## SET TASK A
Extract the entries word for word, beginning with the first line of the entries and stopping after the line that contains "Bar <box>453 154 856 185</box>", with both of those lines included.

## DOCUMENT EXTRACT
· · ·

Sidney Wright, son of an Irish admiral, arrived in Ecuador nearly eight decades ago. He never imagined that his small grocery store, opened in 1934, would become a local leader in the service industry. Grupo Supermaxi-La Favorita now operates a chain of 80 super- and mega-markets nationwide, with specialty stores in home goods, toys, clothing, even real estate.

Wright also didn't plan to turn his business into the one with the highest market cap in Ecuador, nor the one with the highest liquidity, or one of the heavyweights in the Ecuindex index in Quito's Stock Exchange. In 2006, according to data from the exchange, from a total of more than 220 million circulating shares in the service industry, 84% belonged to La Favorita. Its capitalization rose to US$1.33 billion last year, compared to $224 million in 2001.

With revenues totaling $857 million in 2006, 22% higher than the previous year's $703 million, Supermaxi-La Favorita projects to increase that amount by no less than 20% this year, placing it among the most successful business groups in Latin America. Despite its homegrown success, the group has no immediate plans to expand outside the country. "We still have a lot of market to cover in our country," says Javier Vasquez, marketing manager for the chain.

Controlled by the Wright family since its founding, the company went public in 1975, allowing for an accelerated and sustained growth. "Currently we have more than 7,500 stockholders, between individuals and companies," says Vasquez.

According to Diego Garces, former head of the national stock market regulator, the group's advantage was in seeking to going public when that type of operation was virtually unknown in Ecuador. "Now its shares are the most liquid in the market and that reflects the magnitude of the enterprise," he says.

Ramiro Galarza, manager of LRG Consulting, says La Favorita has achieved a level of competitiveness superior to that of similar consortia in neighboring countries such as Peru and Colombia thanks to innovation and competitive pricing. However, he warns, there is a need for a law that promotes competition within the industry, to put the brakes on the effects of a monopoly in the service sector.

· · ·

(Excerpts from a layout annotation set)
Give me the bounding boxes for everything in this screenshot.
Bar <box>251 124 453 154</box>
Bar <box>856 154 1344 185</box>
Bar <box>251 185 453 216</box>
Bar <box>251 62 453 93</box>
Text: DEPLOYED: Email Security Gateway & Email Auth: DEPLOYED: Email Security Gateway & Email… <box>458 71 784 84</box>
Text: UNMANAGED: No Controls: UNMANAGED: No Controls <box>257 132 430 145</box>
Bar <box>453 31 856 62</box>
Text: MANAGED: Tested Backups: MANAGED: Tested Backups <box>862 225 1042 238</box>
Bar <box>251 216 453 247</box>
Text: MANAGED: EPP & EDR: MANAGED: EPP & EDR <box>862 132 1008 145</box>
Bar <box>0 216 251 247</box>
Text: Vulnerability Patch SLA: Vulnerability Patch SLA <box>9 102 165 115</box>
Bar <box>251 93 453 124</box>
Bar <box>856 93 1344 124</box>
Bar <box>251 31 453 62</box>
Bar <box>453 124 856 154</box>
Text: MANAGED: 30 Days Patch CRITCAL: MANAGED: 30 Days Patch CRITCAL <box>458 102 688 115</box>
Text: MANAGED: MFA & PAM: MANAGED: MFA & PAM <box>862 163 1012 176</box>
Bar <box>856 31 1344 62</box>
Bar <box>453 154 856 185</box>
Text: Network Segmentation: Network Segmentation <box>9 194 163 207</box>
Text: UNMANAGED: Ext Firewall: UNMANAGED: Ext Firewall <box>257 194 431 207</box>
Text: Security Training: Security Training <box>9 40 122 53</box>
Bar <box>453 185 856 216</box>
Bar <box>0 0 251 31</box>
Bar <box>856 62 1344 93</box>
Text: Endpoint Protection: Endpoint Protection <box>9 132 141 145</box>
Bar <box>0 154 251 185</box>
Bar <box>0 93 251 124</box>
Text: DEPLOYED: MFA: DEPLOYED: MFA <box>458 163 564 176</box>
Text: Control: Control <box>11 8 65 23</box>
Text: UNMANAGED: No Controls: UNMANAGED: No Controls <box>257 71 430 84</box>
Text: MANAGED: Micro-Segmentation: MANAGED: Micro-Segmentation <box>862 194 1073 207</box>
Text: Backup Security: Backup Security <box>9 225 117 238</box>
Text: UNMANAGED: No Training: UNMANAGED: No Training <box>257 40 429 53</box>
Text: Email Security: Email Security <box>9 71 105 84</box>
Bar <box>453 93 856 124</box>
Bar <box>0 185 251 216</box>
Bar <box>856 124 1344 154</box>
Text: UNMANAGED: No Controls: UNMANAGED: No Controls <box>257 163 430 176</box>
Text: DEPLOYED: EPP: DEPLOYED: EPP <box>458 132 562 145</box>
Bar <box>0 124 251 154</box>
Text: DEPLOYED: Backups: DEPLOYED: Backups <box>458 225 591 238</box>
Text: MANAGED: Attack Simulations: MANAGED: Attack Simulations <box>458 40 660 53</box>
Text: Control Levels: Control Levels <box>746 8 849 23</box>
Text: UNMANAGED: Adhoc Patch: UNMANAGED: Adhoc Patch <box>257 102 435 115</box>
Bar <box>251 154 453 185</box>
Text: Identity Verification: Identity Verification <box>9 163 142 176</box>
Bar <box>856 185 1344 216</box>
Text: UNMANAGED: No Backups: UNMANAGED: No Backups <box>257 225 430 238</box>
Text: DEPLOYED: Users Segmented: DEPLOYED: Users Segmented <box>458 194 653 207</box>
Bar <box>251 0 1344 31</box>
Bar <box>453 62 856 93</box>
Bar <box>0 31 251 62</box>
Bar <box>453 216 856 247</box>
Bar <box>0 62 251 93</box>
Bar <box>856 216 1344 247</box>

· · ·

## SET TASK B
According to the article on Supermaxi-La Favorita, in what year did the company go public?

## FULL SOLUTION A
Give me the bounding boxes for everything in this screenshot.
Bar <box>251 124 453 154</box>
Bar <box>856 154 1344 185</box>
Bar <box>251 185 453 216</box>
Bar <box>251 62 453 93</box>
Text: DEPLOYED: Email Security Gateway & Email Auth: DEPLOYED: Email Security Gateway & Email… <box>458 71 784 84</box>
Text: UNMANAGED: No Controls: UNMANAGED: No Controls <box>257 132 430 145</box>
Bar <box>453 31 856 62</box>
Text: MANAGED: Tested Backups: MANAGED: Tested Backups <box>862 225 1042 238</box>
Bar <box>251 216 453 247</box>
Text: MANAGED: EPP & EDR: MANAGED: EPP & EDR <box>862 132 1008 145</box>
Bar <box>0 216 251 247</box>
Text: Vulnerability Patch SLA: Vulnerability Patch SLA <box>9 102 165 115</box>
Bar <box>251 93 453 124</box>
Bar <box>856 93 1344 124</box>
Bar <box>251 31 453 62</box>
Bar <box>453 124 856 154</box>
Text: MANAGED: 30 Days Patch CRITCAL: MANAGED: 30 Days Patch CRITCAL <box>458 102 688 115</box>
Text: MANAGED: MFA & PAM: MANAGED: MFA & PAM <box>862 163 1012 176</box>
Bar <box>856 31 1344 62</box>
Bar <box>453 154 856 185</box>

## FULL SOLUTION B
1975